TASK INSTRUCTIONS: Output the entries below exactly as written, omitting pictures.

INPUT DATA:
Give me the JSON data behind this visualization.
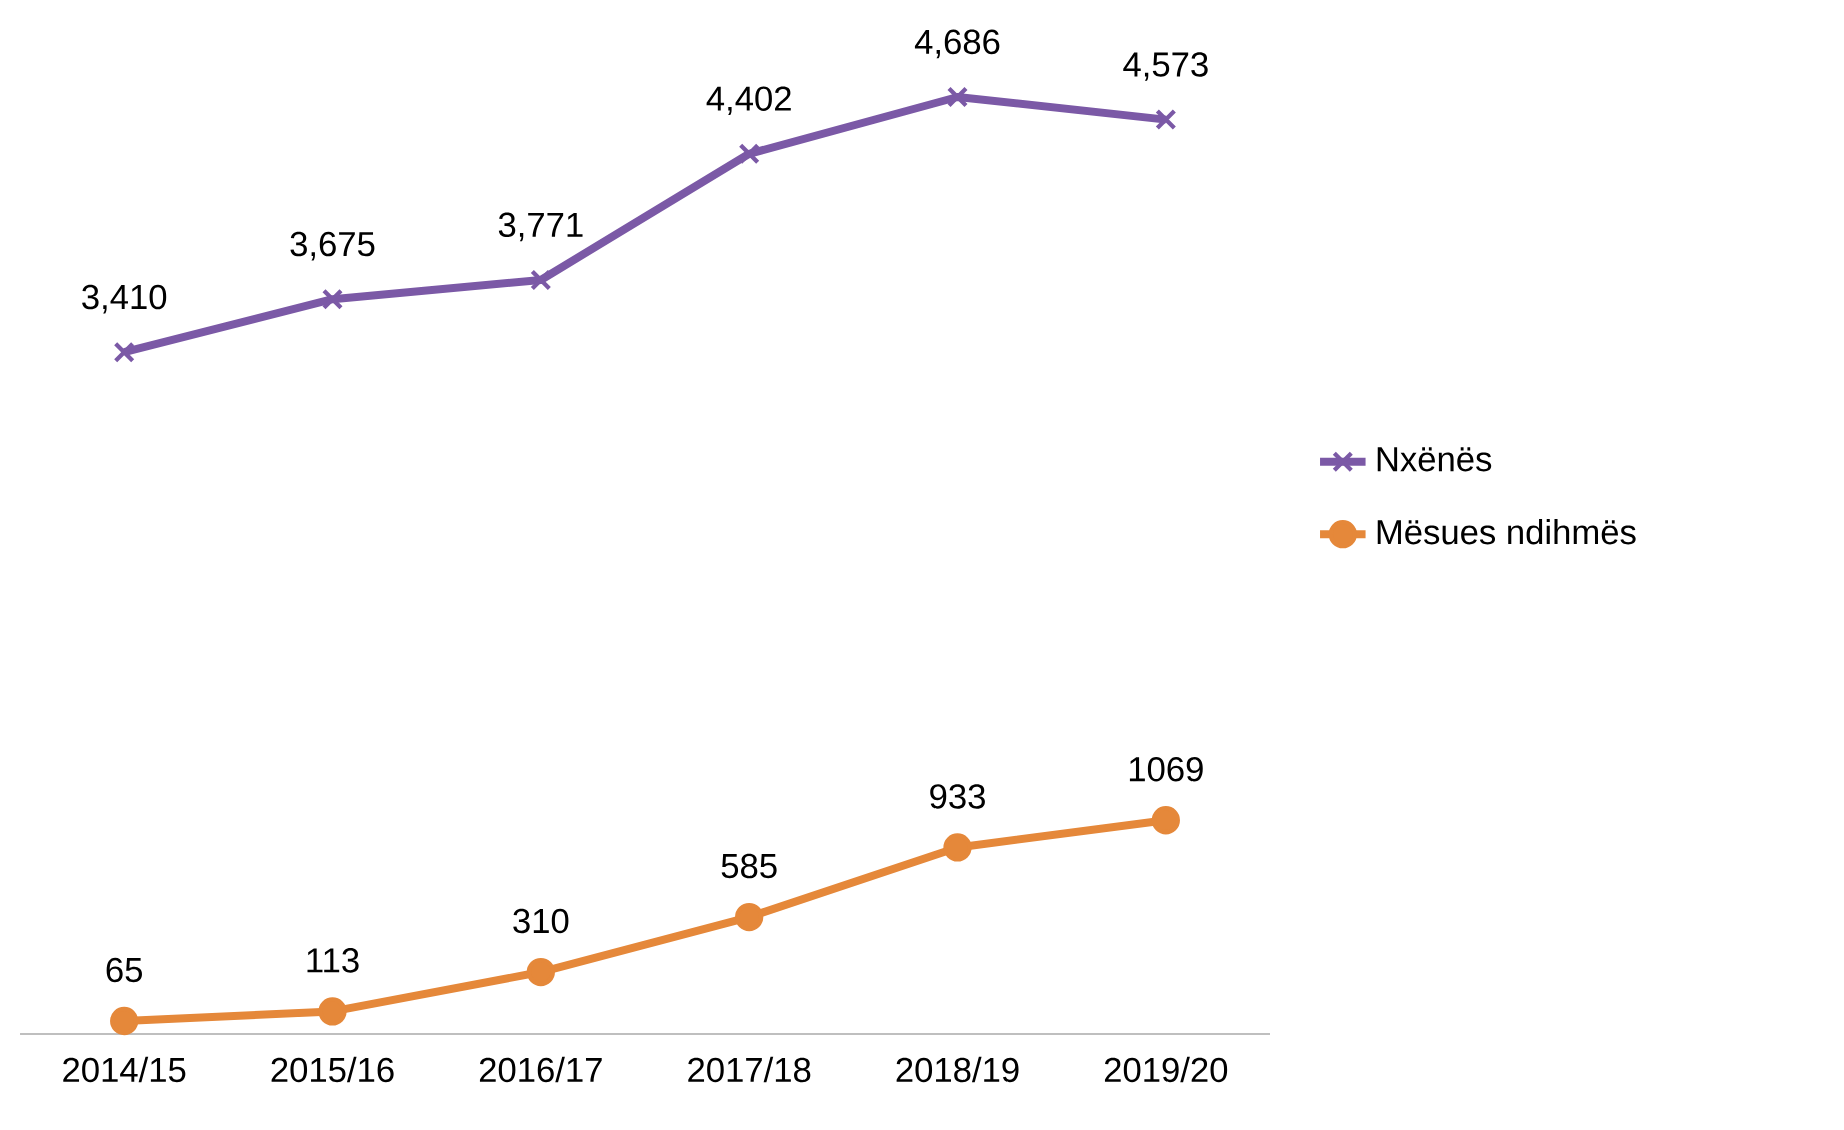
{
  "chart_data": {
    "type": "line",
    "categories": [
      "2014/15",
      "2015/16",
      "2016/17",
      "2017/18",
      "2018/19",
      "2019/20"
    ],
    "series": [
      {
        "name": "Nxënës",
        "color": "#7b59a6",
        "marker": "cross",
        "values": [
          3410,
          3675,
          3771,
          4402,
          4686,
          4573
        ],
        "value_labels": [
          "3,410",
          "3,675",
          "3,771",
          "4,402",
          "4,686",
          "4,573"
        ]
      },
      {
        "name": "Mësues ndihmës",
        "color": "#e5883a",
        "marker": "circle",
        "values": [
          65,
          113,
          310,
          585,
          933,
          1069
        ],
        "value_labels": [
          "65",
          "113",
          "310",
          "585",
          "933",
          "1069"
        ]
      }
    ],
    "tick_labels": "x",
    "legend": "right"
  }
}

FINISHED EXERCISE:
Give me the JSON data behind this visualization.
{
  "chart_data": {
    "type": "line",
    "categories": [
      "2014/15",
      "2015/16",
      "2016/17",
      "2017/18",
      "2018/19",
      "2019/20"
    ],
    "series": [
      {
        "name": "Nxënës",
        "color": "#7b59a6",
        "marker": "cross",
        "values": [
          3410,
          3675,
          3771,
          4402,
          4686,
          4573
        ],
        "value_labels": [
          "3,410",
          "3,675",
          "3,771",
          "4,402",
          "4,686",
          "4,573"
        ]
      },
      {
        "name": "Mësues ndihmës",
        "color": "#e5883a",
        "marker": "circle",
        "values": [
          65,
          113,
          310,
          585,
          933,
          1069
        ],
        "value_labels": [
          "65",
          "113",
          "310",
          "585",
          "933",
          "1069"
        ]
      }
    ],
    "tick_labels": "x",
    "legend": "right"
  }
}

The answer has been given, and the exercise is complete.